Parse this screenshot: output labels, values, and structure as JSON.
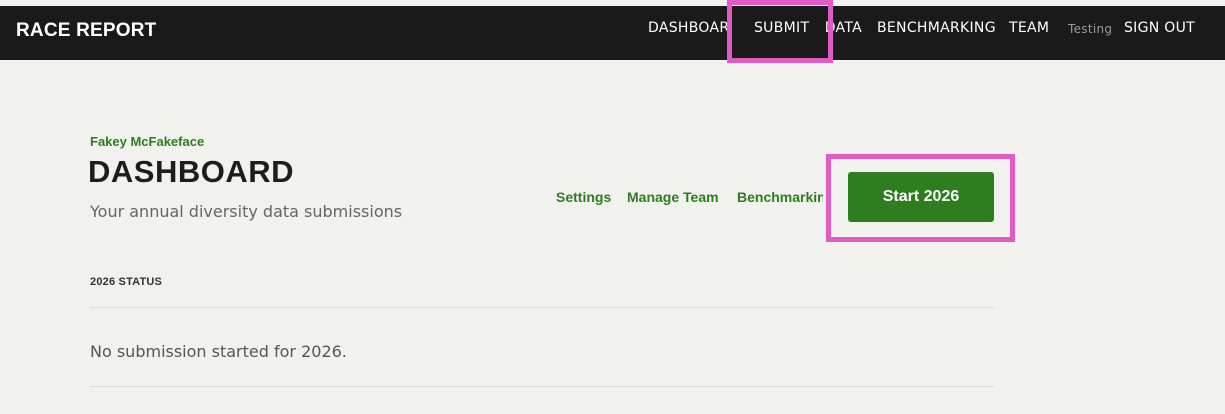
{
  "app": {
    "brand": "RACE REPORT"
  },
  "nav": {
    "items": [
      {
        "label": "DASHBOARD",
        "active": true
      },
      {
        "label": "SUBMIT"
      },
      {
        "label": "DATA"
      },
      {
        "label": "BENCHMARKING"
      },
      {
        "label": "TEAM"
      },
      {
        "label": "Testing",
        "muted": true
      },
      {
        "label": "SIGN OUT"
      }
    ]
  },
  "header": {
    "user_name": "Fakey McFakeface",
    "title": "DASHBOARD",
    "subtitle": "Your annual diversity data submissions"
  },
  "links": [
    "Settings",
    "Manage Team",
    "Benchmarking"
  ],
  "actions": {
    "start_button": "Start 2026"
  },
  "status": {
    "label": "2026 STATUS",
    "message": "No submission started for 2026."
  },
  "colors": {
    "nav_background": "#1a1a1a",
    "page_background": "#f1f1ee",
    "accent_green": "#2e7d1f",
    "highlight_magenta": "#e05bc6"
  }
}
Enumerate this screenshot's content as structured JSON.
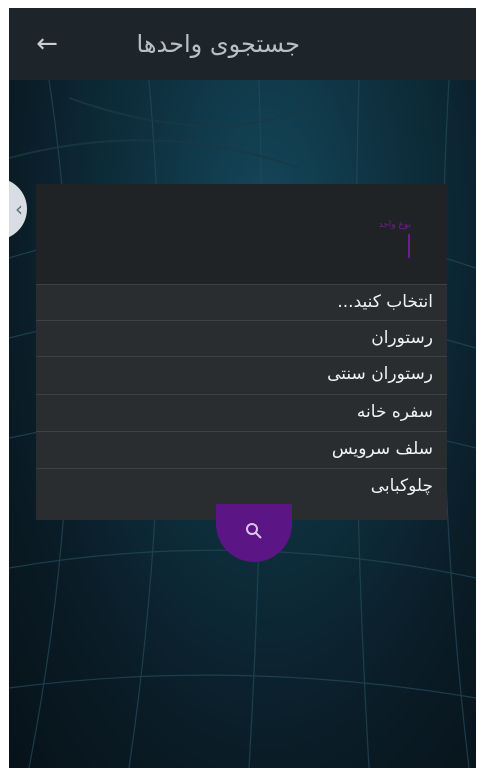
{
  "header": {
    "title": "جستجوی واحدها",
    "back_icon": "arrow-left-icon"
  },
  "side_tab": {
    "icon": "chevron-left-icon"
  },
  "field": {
    "label": "نوع واحد"
  },
  "dropdown": {
    "options": [
      "انتخاب کنید...",
      "رستوران",
      "رستوران سنتی",
      "سفره خانه",
      "سلف سرویس",
      "چلوکبابی"
    ]
  },
  "search_button": {
    "icon": "search-icon"
  },
  "colors": {
    "accent": "#5c1585",
    "appbar": "#1e252a",
    "dropdown_bg": "#2a2d30"
  }
}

|---|

Brief >> Please reproduce nothing but the lines from the one containing "Enumerate this screenshot's" through the closing line of the listing, retyped word for word, pictures excluded.

Final result >>
Enumerate this screenshot's content as structured JSON.
{
  "header": {
    "title": "جستجوی واحدها",
    "back_icon": "arrow-left-icon"
  },
  "side_tab": {
    "icon": "chevron-left-icon"
  },
  "field": {
    "label": "نوع واحد"
  },
  "dropdown": {
    "options": [
      "انتخاب کنید...",
      "رستوران",
      "رستوران سنتی",
      "سفره خانه",
      "سلف سرویس",
      "چلوکبابی"
    ]
  },
  "search_button": {
    "icon": "search-icon"
  },
  "colors": {
    "accent": "#5c1585",
    "appbar": "#1e252a",
    "dropdown_bg": "#2a2d30"
  }
}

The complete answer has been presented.